Keep only those lines of the records that include the string "ПРЕДПРИЯТИИ".

----

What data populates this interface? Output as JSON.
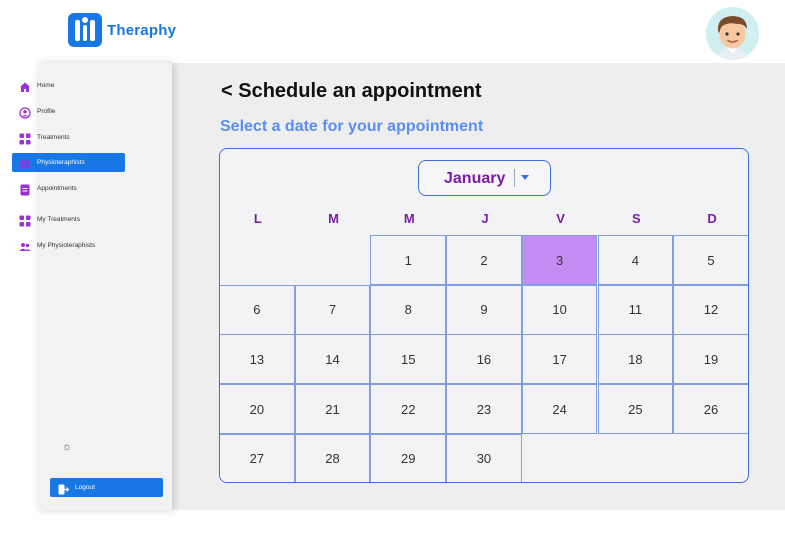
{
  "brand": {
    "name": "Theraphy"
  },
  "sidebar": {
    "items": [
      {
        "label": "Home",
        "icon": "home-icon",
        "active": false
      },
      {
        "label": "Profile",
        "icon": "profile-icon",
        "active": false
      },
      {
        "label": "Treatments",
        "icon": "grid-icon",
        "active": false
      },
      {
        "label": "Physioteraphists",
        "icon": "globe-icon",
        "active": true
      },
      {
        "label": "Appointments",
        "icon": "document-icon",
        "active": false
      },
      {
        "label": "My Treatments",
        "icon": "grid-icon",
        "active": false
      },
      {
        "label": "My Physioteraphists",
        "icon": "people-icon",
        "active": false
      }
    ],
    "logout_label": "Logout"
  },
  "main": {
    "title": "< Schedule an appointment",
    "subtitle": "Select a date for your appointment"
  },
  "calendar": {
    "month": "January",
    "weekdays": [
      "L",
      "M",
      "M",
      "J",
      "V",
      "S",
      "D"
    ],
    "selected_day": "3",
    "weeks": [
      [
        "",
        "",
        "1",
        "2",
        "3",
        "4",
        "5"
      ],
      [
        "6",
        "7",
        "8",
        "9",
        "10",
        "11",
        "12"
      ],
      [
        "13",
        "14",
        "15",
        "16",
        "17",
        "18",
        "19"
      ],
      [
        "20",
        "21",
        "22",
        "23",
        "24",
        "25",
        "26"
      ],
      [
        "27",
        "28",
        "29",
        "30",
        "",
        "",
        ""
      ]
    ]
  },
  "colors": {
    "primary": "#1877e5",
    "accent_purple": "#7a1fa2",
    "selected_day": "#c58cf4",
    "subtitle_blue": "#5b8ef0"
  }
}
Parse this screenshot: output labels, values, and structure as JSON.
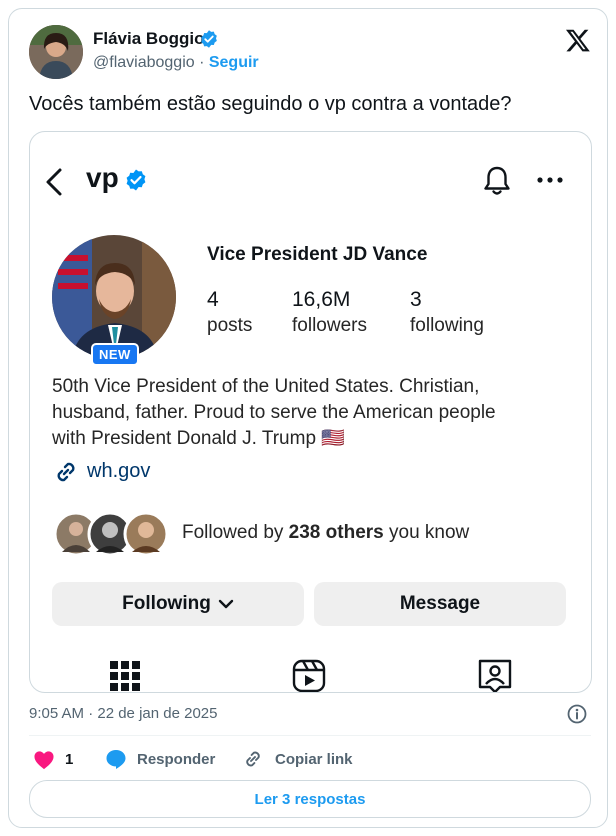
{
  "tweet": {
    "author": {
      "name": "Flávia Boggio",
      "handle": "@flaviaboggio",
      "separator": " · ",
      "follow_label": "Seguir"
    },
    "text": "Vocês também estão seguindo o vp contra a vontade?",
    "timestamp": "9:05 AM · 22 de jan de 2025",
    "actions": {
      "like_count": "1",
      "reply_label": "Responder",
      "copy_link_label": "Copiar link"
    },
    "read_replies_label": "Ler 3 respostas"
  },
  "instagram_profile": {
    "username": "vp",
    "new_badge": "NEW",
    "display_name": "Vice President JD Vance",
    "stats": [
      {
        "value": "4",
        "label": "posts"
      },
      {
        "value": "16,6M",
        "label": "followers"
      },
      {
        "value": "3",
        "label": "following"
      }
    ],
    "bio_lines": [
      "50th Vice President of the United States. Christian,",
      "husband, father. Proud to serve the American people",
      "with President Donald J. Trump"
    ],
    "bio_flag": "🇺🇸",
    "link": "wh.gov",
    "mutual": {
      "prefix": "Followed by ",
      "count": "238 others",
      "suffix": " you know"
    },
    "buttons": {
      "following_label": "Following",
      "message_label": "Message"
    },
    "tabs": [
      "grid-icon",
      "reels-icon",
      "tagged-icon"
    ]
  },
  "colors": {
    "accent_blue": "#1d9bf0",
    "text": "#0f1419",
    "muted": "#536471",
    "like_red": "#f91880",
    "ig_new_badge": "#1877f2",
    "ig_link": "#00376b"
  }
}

----

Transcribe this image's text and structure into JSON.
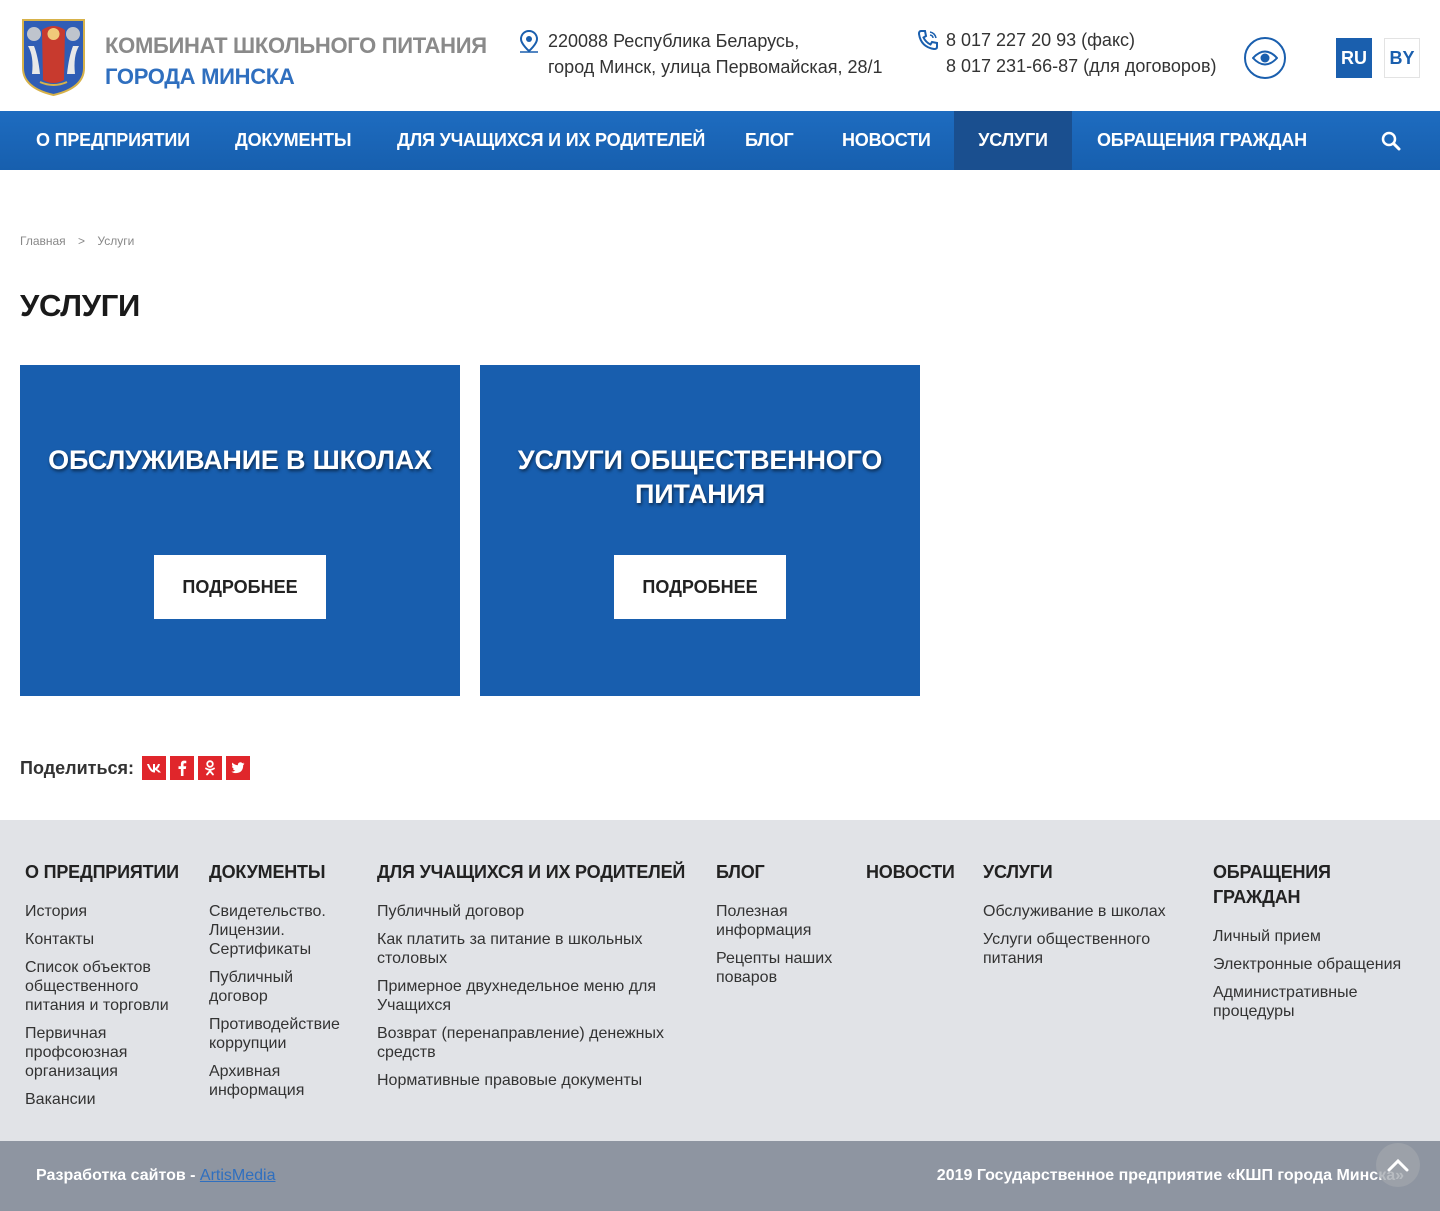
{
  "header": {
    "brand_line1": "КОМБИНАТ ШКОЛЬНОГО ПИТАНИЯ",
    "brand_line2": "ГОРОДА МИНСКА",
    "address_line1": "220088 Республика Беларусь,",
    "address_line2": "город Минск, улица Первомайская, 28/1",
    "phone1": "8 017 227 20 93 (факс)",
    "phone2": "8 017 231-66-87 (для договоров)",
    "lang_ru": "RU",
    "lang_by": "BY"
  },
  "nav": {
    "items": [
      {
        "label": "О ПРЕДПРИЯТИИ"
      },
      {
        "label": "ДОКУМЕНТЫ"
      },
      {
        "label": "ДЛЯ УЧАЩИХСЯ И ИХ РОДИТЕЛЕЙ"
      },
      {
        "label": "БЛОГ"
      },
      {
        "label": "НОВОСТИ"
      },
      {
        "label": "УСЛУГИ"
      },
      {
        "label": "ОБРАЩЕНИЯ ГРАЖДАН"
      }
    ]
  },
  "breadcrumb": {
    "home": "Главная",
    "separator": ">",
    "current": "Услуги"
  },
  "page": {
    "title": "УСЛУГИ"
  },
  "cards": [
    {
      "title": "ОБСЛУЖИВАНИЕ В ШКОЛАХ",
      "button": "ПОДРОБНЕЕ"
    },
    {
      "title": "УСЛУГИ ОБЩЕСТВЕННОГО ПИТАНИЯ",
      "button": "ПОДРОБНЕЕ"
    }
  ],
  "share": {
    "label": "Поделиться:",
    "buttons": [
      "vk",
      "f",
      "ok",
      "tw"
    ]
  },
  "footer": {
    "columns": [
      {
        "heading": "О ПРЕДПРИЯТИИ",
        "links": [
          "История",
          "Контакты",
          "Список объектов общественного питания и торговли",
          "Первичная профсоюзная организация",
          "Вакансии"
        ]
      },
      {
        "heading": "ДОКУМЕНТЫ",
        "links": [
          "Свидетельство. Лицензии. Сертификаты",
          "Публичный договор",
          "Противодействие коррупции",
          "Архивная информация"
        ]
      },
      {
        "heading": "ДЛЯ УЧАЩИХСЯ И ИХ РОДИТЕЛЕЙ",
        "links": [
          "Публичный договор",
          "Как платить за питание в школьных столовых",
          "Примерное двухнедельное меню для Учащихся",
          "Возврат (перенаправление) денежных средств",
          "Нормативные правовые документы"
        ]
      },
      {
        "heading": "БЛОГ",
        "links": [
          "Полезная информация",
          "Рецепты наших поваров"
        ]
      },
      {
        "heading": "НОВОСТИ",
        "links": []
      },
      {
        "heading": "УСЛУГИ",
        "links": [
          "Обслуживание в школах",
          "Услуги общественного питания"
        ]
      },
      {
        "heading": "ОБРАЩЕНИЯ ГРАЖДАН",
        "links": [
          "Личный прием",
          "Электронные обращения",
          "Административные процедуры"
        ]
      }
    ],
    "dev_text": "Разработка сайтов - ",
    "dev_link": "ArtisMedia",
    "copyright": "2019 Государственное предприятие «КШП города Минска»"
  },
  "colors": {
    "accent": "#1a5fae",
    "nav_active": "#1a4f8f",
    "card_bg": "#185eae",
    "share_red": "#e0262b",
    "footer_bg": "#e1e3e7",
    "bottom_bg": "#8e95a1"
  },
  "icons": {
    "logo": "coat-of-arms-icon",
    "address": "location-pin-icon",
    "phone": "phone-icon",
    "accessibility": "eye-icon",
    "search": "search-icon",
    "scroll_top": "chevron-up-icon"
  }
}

----

# [Output for this exercise]
        "label": "О ПРЕДПРИЯТИИ"
        "heading": "О ПРЕДПРИЯТИИ",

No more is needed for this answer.